### Data to process
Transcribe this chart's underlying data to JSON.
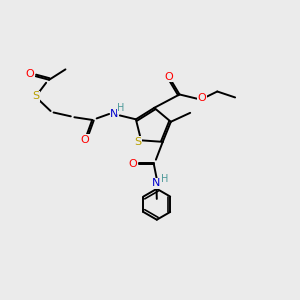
{
  "background_color": "#ebebeb",
  "atom_colors": {
    "S": "#b8a000",
    "O": "#ff0000",
    "N": "#0000cc",
    "H": "#4d9999",
    "C": "#000000"
  },
  "bond_color": "#000000",
  "bond_width": 1.4,
  "fig_w": 3.0,
  "fig_h": 3.0,
  "dpi": 100,
  "xlim": [
    0,
    10
  ],
  "ylim": [
    0,
    10
  ]
}
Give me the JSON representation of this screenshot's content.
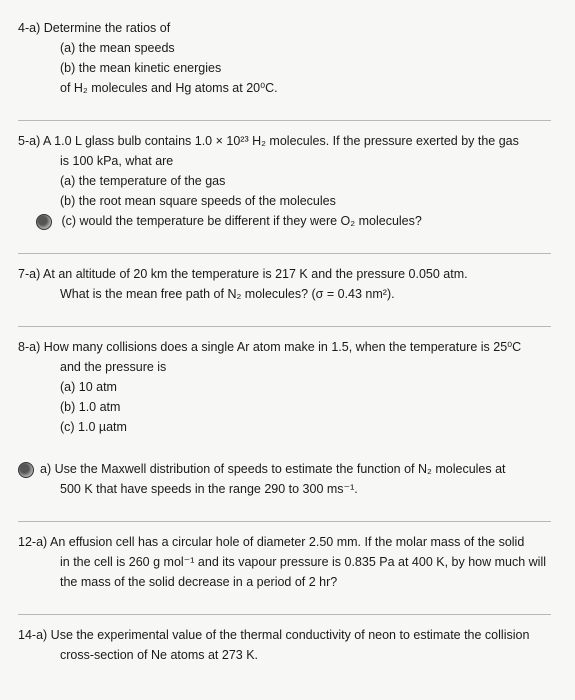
{
  "q4": {
    "num": "4-a)",
    "stem": "Determine the ratios of",
    "a": "(a) the mean speeds",
    "b": "(b) the mean kinetic energies",
    "tail": "of H₂ molecules and Hg atoms at 20⁰C."
  },
  "q5": {
    "num": "5-a)",
    "stem1": "A 1.0 L glass bulb contains 1.0 × 10²³ H₂ molecules.  If the pressure exerted by the gas",
    "stem2": "is 100 kPa, what are",
    "a": "(a) the temperature of the gas",
    "b": "(b) the root mean square speeds of the molecules",
    "c": "(c) would the temperature be different if they were O₂ molecules?"
  },
  "q7": {
    "num": "7-a)",
    "l1": "At an altitude of 20 km the temperature is 217 K and the pressure 0.050 atm.",
    "l2": "What is the mean free path of N₂ molecules?  (σ = 0.43 nm²)."
  },
  "q8": {
    "num": "8-a)",
    "l1": "How many collisions does a single Ar atom make in 1.5, when the temperature is 25⁰C",
    "l2": "and the pressure is",
    "a": "(a) 10 atm",
    "b": "(b) 1.0 atm",
    "c": "(c) 1.0 µatm"
  },
  "q9": {
    "num": "a)",
    "l1": "Use the Maxwell distribution of speeds to estimate the function of N₂ molecules at",
    "l2": "500 K that have speeds in the range 290 to 300 ms⁻¹."
  },
  "q12": {
    "num": "12-a)",
    "l1": "An effusion cell has a circular hole of diameter 2.50 mm.  If the molar mass of the solid",
    "l2": "in the cell is 260 g mol⁻¹ and its vapour pressure is 0.835 Pa at 400 K, by how much will",
    "l3": "the mass of the solid decrease in a period of 2 hr?"
  },
  "q14": {
    "num": "14-a)",
    "l1": "Use the experimental value of the thermal conductivity of neon to estimate the collision",
    "l2": "cross-section of Ne atoms at 273 K."
  }
}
######
Find the word "temperature" in the entries above and gather every line that holds it.

    "a": "(a) the temperature of the gas",
    "c": "(c) would the temperature be different if they were O₂ molecules?"
    "l1": "At an altitude of 20 km the temperature is 217 K and the pressure 0.050 atm.",
    "l1": "How many collisions does a single Ar atom make in 1.5, when the temperature is 25⁰C",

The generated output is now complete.